Task => Without the images, write out all of the following entries exactly.

Data supplied =>
▬▬▬▬▬▬

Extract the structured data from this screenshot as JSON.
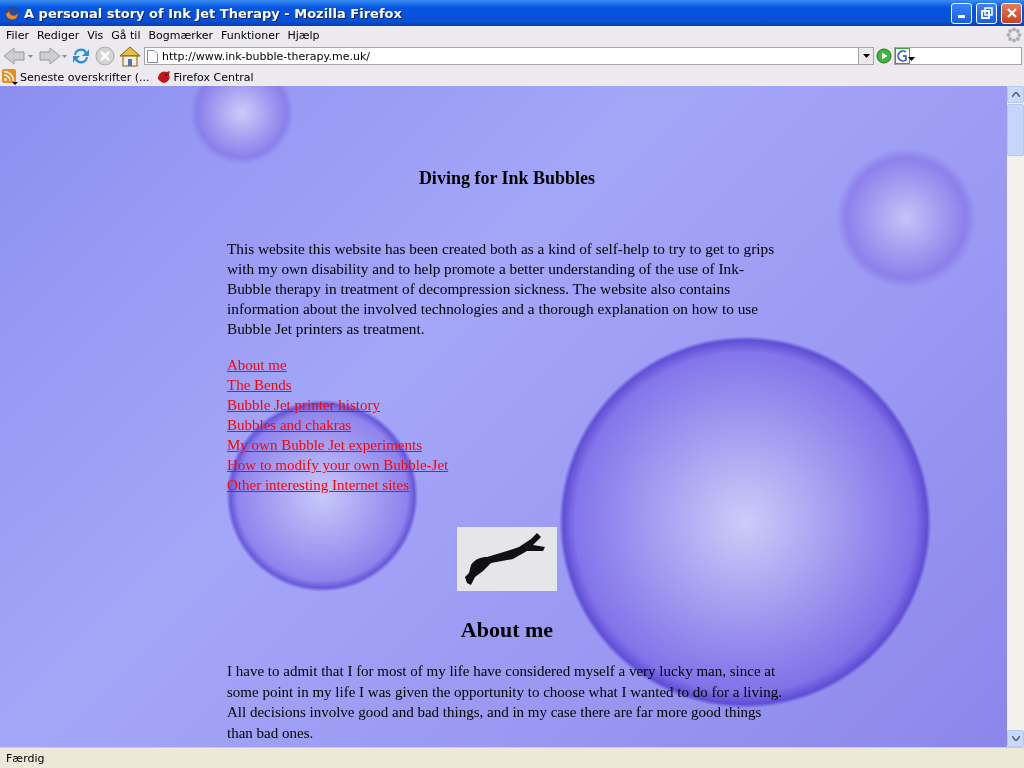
{
  "window": {
    "title": "A personal story of Ink Jet Therapy - Mozilla Firefox"
  },
  "menu": [
    "Filer",
    "Rediger",
    "Vis",
    "Gå til",
    "Bogmærker",
    "Funktioner",
    "Hjælp"
  ],
  "address_bar": {
    "value": "http://www.ink-bubble-therapy.me.uk/"
  },
  "bookmarks": [
    {
      "kind": "feed",
      "label": "Seneste overskrifter (..."
    },
    {
      "kind": "page",
      "label": "Firefox Central"
    }
  ],
  "page": {
    "title": "Diving for Ink Bubbles",
    "intro": "This website this website has been created both as a kind of self-help to try to get to grips with my own disability and to help promote a better understanding of the use of Ink-Bubble therapy in treatment of decompression sickness. The website also contains information about the involved technologies and a thorough explanation on how to use Bubble Jet printers as treatment.",
    "links": [
      "About me",
      "The Bends ",
      "Bubble Jet printer history",
      "Bubbles and chakras",
      "My own Bubble Jet experiments",
      "How to modify your own Bubble-Jet",
      "Other interesting Internet sites"
    ],
    "section_heading": "About me",
    "section_text": "I have to admit that I for most of my life have considered myself a very lucky man, since at some point in my life I was given the opportunity to choose what I wanted to do for a living. All decisions involve good and bad things, and in my case there are far more good things than bad ones."
  },
  "status_bar": "Færdig"
}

▬▬▬▬▬▬

Completed task =>
Extract the structured data from this screenshot as JSON.
{
  "window": {
    "title": "A personal story of Ink Jet Therapy - Mozilla Firefox"
  },
  "menu": [
    "Filer",
    "Rediger",
    "Vis",
    "Gå til",
    "Bogmærker",
    "Funktioner",
    "Hjælp"
  ],
  "address_bar": {
    "value": "http://www.ink-bubble-therapy.me.uk/"
  },
  "bookmarks": [
    {
      "kind": "feed",
      "label": "Seneste overskrifter (..."
    },
    {
      "kind": "page",
      "label": "Firefox Central"
    }
  ],
  "page": {
    "title": "Diving for Ink Bubbles",
    "intro": "This website this website has been created both as a kind of self-help to try to get to grips with my own disability and to help promote a better understanding of the use of Ink-Bubble therapy in treatment of decompression sickness. The website also contains information about the involved technologies and a thorough explanation on how to use Bubble Jet printers as treatment.",
    "links": [
      "About me",
      "The Bends ",
      "Bubble Jet printer history",
      "Bubbles and chakras",
      "My own Bubble Jet experiments",
      "How to modify your own Bubble-Jet",
      "Other interesting Internet sites"
    ],
    "section_heading": "About me",
    "section_text": "I have to admit that I for most of my life have considered myself a very lucky man, since at some point in my life I was given the opportunity to choose what I wanted to do for a living. All decisions involve good and bad things, and in my case there are far more good things than bad ones."
  },
  "status_bar": "Færdig"
}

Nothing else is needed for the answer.